## What the task requires
Starting at the line that contains "What does this", copy each line through the final one exactly as written.

^^^^

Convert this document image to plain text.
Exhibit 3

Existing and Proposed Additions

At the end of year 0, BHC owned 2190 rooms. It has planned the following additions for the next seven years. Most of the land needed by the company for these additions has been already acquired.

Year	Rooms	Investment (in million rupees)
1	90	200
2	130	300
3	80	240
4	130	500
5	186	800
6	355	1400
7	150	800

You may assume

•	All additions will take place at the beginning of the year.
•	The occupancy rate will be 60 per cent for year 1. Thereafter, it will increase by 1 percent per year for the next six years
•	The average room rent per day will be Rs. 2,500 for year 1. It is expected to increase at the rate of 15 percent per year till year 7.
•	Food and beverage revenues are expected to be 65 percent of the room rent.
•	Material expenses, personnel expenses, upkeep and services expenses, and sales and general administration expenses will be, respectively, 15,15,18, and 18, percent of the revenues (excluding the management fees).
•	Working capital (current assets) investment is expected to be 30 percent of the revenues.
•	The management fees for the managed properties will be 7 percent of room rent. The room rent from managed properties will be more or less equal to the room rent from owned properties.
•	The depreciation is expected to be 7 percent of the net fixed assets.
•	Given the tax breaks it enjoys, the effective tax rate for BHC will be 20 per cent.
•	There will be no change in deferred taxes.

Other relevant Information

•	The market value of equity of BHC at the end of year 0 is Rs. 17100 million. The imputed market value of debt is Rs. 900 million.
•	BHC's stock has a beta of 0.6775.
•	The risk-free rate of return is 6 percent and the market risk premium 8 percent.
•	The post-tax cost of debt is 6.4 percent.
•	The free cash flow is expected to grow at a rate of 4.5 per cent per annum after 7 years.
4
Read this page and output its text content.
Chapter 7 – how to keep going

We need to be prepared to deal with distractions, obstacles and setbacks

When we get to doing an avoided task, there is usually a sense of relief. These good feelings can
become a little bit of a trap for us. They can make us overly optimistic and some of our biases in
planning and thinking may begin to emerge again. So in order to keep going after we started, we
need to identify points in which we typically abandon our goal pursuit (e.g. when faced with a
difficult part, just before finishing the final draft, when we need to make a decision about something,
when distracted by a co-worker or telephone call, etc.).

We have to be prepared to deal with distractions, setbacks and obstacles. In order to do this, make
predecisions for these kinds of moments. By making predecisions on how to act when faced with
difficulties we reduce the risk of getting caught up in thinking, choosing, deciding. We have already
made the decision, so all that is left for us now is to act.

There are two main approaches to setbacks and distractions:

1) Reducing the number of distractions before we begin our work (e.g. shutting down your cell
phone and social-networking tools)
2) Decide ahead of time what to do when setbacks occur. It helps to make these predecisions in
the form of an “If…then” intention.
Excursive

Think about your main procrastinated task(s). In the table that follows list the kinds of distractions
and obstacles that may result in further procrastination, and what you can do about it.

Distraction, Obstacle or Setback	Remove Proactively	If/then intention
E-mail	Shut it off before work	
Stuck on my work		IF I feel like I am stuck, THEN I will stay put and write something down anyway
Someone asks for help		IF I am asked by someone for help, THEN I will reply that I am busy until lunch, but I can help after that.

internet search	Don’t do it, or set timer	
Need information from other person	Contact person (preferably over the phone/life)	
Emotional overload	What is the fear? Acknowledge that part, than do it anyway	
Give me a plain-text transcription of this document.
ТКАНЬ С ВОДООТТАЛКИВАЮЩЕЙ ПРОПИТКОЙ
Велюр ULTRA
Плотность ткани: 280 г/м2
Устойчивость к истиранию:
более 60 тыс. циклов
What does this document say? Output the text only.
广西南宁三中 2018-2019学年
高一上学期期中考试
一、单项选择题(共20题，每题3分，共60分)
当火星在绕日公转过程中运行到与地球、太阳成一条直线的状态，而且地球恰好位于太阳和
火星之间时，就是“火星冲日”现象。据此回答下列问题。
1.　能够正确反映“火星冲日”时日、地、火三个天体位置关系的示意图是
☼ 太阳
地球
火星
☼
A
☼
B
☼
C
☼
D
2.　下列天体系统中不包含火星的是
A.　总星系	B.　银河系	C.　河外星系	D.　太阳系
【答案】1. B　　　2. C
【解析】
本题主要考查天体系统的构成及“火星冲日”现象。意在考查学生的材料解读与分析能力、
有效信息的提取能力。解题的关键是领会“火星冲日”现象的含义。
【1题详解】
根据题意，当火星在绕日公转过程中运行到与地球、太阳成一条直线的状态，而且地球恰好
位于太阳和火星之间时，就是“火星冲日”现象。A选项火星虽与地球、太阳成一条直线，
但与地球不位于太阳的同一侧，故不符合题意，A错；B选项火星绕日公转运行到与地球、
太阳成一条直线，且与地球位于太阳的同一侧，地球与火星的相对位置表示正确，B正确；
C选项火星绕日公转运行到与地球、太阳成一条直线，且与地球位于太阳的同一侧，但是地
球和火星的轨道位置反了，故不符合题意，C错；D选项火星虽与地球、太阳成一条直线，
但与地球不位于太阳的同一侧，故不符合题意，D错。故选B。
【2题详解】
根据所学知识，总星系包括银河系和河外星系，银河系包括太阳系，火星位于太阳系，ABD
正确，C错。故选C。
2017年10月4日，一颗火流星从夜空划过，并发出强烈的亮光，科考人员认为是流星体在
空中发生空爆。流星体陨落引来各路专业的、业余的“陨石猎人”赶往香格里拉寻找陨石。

^^^^

## Full answer
What does this document say? Output the text only.
广西南宁三中 2018-2019学年
高一上学期期中考试
一、单项选择题(共20题，每题3分，共60分)
当火星在绕日公转过程中运行到与地球、太阳成一条直线的状态，而且地球恰好位于太阳和
火星之间时，就是“火星冲日”现象。据此回答下列问题。
1.　能够正确反映“火星冲日”时日、地、火三个天体位置关系的示意图是
☼ 太阳
地球
火星
☼
A
☼
B
☼
C
☼
D
2.　下列天体系统中不包含火星的是
A.　总星系	B.　银河系	C.　河外星系	D.　太阳系
【答案】1. B　　　2. C
【解析】
本题主要考查天体系统的构成及“火星冲日”现象。意在考查学生的材料解读与分析能力、
有效信息的提取能力。解题的关键是领会“火星冲日”现象的含义。
【1题详解】
根据题意，当火星在绕日公转过程中运行到与地球、太阳成一条直线的状态，而且地球恰好
位于太阳和火星之间时，就是“火星冲日”现象。A选项火星虽与地球、太阳成一条直线，
但与地球不位于太阳的同一侧，故不符合题意，A错；B选项火星绕日公转运行到与地球、
太阳成一条直线，且与地球位于太阳的同一侧，地球与火星的相对位置表示正确，B正确；
C选项火星绕日公转运行到与地球、太阳成一条直线，且与地球位于太阳的同一侧，但是地
球和火星的轨道位置反了，故不符合题意，C错；D选项火星虽与地球、太阳成一条直线，
但与地球不位于太阳的同一侧，故不符合题意，D错。故选B。
【2题详解】
根据所学知识，总星系包括银河系和河外星系，银河系包括太阳系，火星位于太阳系，ABD
正确，C错。故选C。
2017年10月4日，一颗火流星从夜空划过，并发出强烈的亮光，科考人员认为是流星体在
空中发生空爆。流星体陨落引来各路专业的、业余的“陨石猎人”赶往香格里拉寻找陨石。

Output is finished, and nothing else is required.